Data records:
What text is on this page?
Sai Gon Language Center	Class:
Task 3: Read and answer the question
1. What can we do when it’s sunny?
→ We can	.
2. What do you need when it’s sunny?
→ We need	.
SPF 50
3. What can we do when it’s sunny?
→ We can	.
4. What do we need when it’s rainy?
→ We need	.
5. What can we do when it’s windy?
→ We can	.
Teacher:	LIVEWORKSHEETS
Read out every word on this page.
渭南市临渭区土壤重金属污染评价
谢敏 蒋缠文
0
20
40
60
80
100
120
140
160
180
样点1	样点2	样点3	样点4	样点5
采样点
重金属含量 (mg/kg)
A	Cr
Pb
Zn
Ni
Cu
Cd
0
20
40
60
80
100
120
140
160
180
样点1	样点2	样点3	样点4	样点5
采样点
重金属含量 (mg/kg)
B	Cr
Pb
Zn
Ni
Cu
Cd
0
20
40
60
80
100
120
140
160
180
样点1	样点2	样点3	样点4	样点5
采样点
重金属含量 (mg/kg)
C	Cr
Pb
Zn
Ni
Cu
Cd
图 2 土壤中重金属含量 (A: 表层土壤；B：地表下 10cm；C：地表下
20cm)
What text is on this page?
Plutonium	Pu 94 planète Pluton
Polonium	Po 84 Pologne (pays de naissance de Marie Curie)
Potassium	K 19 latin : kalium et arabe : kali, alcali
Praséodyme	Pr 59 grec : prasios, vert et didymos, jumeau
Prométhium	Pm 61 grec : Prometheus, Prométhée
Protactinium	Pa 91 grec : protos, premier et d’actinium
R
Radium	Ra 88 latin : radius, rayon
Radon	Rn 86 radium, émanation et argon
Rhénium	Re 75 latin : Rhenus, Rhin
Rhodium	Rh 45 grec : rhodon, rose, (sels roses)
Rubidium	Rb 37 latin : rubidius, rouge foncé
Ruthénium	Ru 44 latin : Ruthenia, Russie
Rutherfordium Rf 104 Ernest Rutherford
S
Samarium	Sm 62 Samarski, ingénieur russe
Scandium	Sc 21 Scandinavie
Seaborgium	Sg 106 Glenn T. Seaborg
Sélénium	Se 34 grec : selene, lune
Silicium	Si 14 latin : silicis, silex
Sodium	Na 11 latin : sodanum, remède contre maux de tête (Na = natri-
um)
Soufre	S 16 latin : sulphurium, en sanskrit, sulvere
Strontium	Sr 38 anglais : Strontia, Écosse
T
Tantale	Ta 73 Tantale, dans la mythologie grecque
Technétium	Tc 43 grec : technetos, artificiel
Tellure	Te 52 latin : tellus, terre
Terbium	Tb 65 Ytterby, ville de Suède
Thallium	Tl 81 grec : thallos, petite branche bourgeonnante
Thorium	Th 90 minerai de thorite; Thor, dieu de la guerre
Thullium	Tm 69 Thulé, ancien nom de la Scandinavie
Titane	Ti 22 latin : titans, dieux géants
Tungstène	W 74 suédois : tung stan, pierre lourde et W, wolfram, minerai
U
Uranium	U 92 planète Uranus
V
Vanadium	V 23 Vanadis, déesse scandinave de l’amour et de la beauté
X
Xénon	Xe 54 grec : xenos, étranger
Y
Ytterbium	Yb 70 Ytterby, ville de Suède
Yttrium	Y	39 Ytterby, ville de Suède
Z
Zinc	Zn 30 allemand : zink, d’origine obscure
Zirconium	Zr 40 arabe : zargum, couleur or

WHAT YOU WILL DO: From the listing above, extract every line exactly as it stands.

ANSWER FOR THIS EXERCISE:
What text is on this page?
Sai Gon Language Center	Class:
Task 3: Read and answer the question
1. What can we do when it’s sunny?
→ We can	.
2. What do you need when it’s sunny?
→ We need	.
SPF 50
3. What can we do when it’s sunny?
→ We can	.
4. What do we need when it’s rainy?
→ We need	.
5. What can we do when it’s windy?
→ We can	.
Teacher:	LIVEWORKSHEETS
Read out every word on this page.
渭南市临渭区土壤重金属污染评价
谢敏 蒋缠文
0
20
40
60
80
100
120
140
160
180
样点1	样点2	样点3	样点4	样点5
采样点
重金属含量 (mg/kg)
A	Cr
Pb
Zn
Ni
Cu
Cd
0
20
40
60
80
100
120
140
160
180
样点1	样点2	样点3	样点4	样点5
采样点
重金属含量 (mg/kg)
B	Cr
Pb
Zn
Ni
Cu
Cd
0
20
40
60
80
100
120
140
160
180
样点1	样点2	样点3	样点4	样点5
采样点
重金属含量 (mg/kg)
C	Cr
Pb
Zn
Ni
Cu
Cd
图 2 土壤中重金属含量 (A: 表层土壤；B：地表下 10cm；C：地表下
20cm)
What text is on this page?
Plutonium	Pu 94 planète Pluton
Polonium	Po 84 Pologne (pays de naissance de Marie Curie)
Potassium	K 19 latin : kalium et arabe : kali, alcali
Praséodyme	Pr 59 grec : prasios, vert et didymos, jumeau
Prométhium	Pm 61 grec : Prometheus, Prométhée
Protactinium	Pa 91 grec : protos, premier et d’actinium
R
Radium	Ra 88 latin : radius, rayon
Radon	Rn 86 radium, émanation et argon
Rhénium	Re 75 latin : Rhenus, Rhin
Rhodium	Rh 45 grec : rhodon, rose, (sels roses)
Rubidium	Rb 37 latin : rubidius, rouge foncé
Ruthénium	Ru 44 latin : Ruthenia, Russie
Rutherfordium Rf 104 Ernest Rutherford
S
Samarium	Sm 62 Samarski, ingénieur russe
Scandium	Sc 21 Scandinavie
Seaborgium	Sg 106 Glenn T. Seaborg
Sélénium	Se 34 grec : selene, lune
Silicium	Si 14 latin : silicis, silex
Sodium	Na 11 latin : sodanum, remède contre maux de tête (Na = natri-
um)
Soufre	S 16 latin : sulphurium, en sanskrit, sulvere
Strontium	Sr 38 anglais : Strontia, Écosse
T
Tantale	Ta 73 Tantale, dans la mythologie grecque
Technétium	Tc 43 grec : technetos, artificiel
Tellure	Te 52 latin : tellus, terre
Terbium	Tb 65 Ytterby, ville de Suède
Thallium	Tl 81 grec : thallos, petite branche bourgeonnante
Thorium	Th 90 minerai de thorite; Thor, dieu de la guerre
Thullium	Tm 69 Thulé, ancien nom de la Scandinavie
Titane	Ti 22 latin : titans, dieux géants
Tungstène	W 74 suédois : tung stan, pierre lourde et W, wolfram, minerai
U
Uranium	U 92 planète Uranus
V
Vanadium	V 23 Vanadis, déesse scandinave de l’amour et de la beauté
X
Xénon	Xe 54 grec : xenos, étranger
Y
Ytterbium	Yb 70 Ytterby, ville de Suède
Yttrium	Y	39 Ytterby, ville de Suède
Z
Zinc	Zn 30 allemand : zink, d’origine obscure
Zirconium	Zr 40 arabe : zargum, couleur or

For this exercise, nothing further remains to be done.